What to work on:
Repeat, exactly and in full, the lines of the listing below, but without any pictures.
= = = =
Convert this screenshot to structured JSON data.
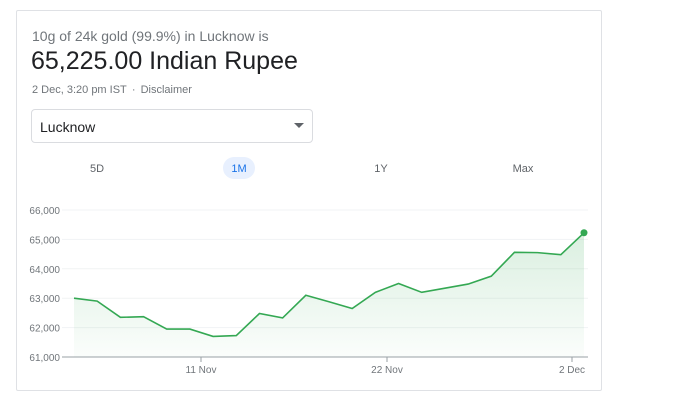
{
  "header": {
    "subtitle": "10g of 24k gold (99.9%) in Lucknow is",
    "price": "65,225.00 Indian Rupee",
    "timestamp": "2 Dec, 3:20 pm IST",
    "separator": "·",
    "disclaimer": "Disclaimer"
  },
  "dropdown": {
    "selected": "Lucknow"
  },
  "tabs": {
    "items": [
      "5D",
      "1M",
      "1Y",
      "Max"
    ],
    "active": 1
  },
  "chart_data": {
    "type": "line",
    "values": [
      63000,
      62900,
      62350,
      62370,
      61950,
      61950,
      61700,
      61730,
      62480,
      62330,
      63100,
      62880,
      62650,
      63200,
      63500,
      63200,
      63340,
      63480,
      63750,
      64560,
      64550,
      64480,
      65225
    ],
    "x_tick_labels": [
      "11 Nov",
      "22 Nov",
      "2 Dec"
    ],
    "color": "#34a853",
    "ylim": [
      61000,
      66000
    ],
    "yticks": [
      {
        "value": 61000,
        "label": "61,000"
      },
      {
        "value": 62000,
        "label": "62,000"
      },
      {
        "value": 63000,
        "label": "63,000"
      },
      {
        "value": 64000,
        "label": "64,000"
      },
      {
        "value": 65000,
        "label": "65,000"
      },
      {
        "value": 66000,
        "label": "66,000"
      }
    ],
    "grid": true
  }
}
= = = =
Response for this exercise:
Convert this screenshot to structured JSON data.
{
  "header": {
    "subtitle": "10g of 24k gold (99.9%) in Lucknow is",
    "price": "65,225.00 Indian Rupee",
    "timestamp": "2 Dec, 3:20 pm IST",
    "separator": "·",
    "disclaimer": "Disclaimer"
  },
  "dropdown": {
    "selected": "Lucknow"
  },
  "tabs": {
    "items": [
      "5D",
      "1M",
      "1Y",
      "Max"
    ],
    "active": 1
  },
  "chart_data": {
    "type": "line",
    "values": [
      63000,
      62900,
      62350,
      62370,
      61950,
      61950,
      61700,
      61730,
      62480,
      62330,
      63100,
      62880,
      62650,
      63200,
      63500,
      63200,
      63340,
      63480,
      63750,
      64560,
      64550,
      64480,
      65225
    ],
    "x_tick_labels": [
      "11 Nov",
      "22 Nov",
      "2 Dec"
    ],
    "color": "#34a853",
    "ylim": [
      61000,
      66000
    ],
    "yticks": [
      {
        "value": 61000,
        "label": "61,000"
      },
      {
        "value": 62000,
        "label": "62,000"
      },
      {
        "value": 63000,
        "label": "63,000"
      },
      {
        "value": 64000,
        "label": "64,000"
      },
      {
        "value": 65000,
        "label": "65,000"
      },
      {
        "value": 66000,
        "label": "66,000"
      }
    ],
    "grid": true
  }
}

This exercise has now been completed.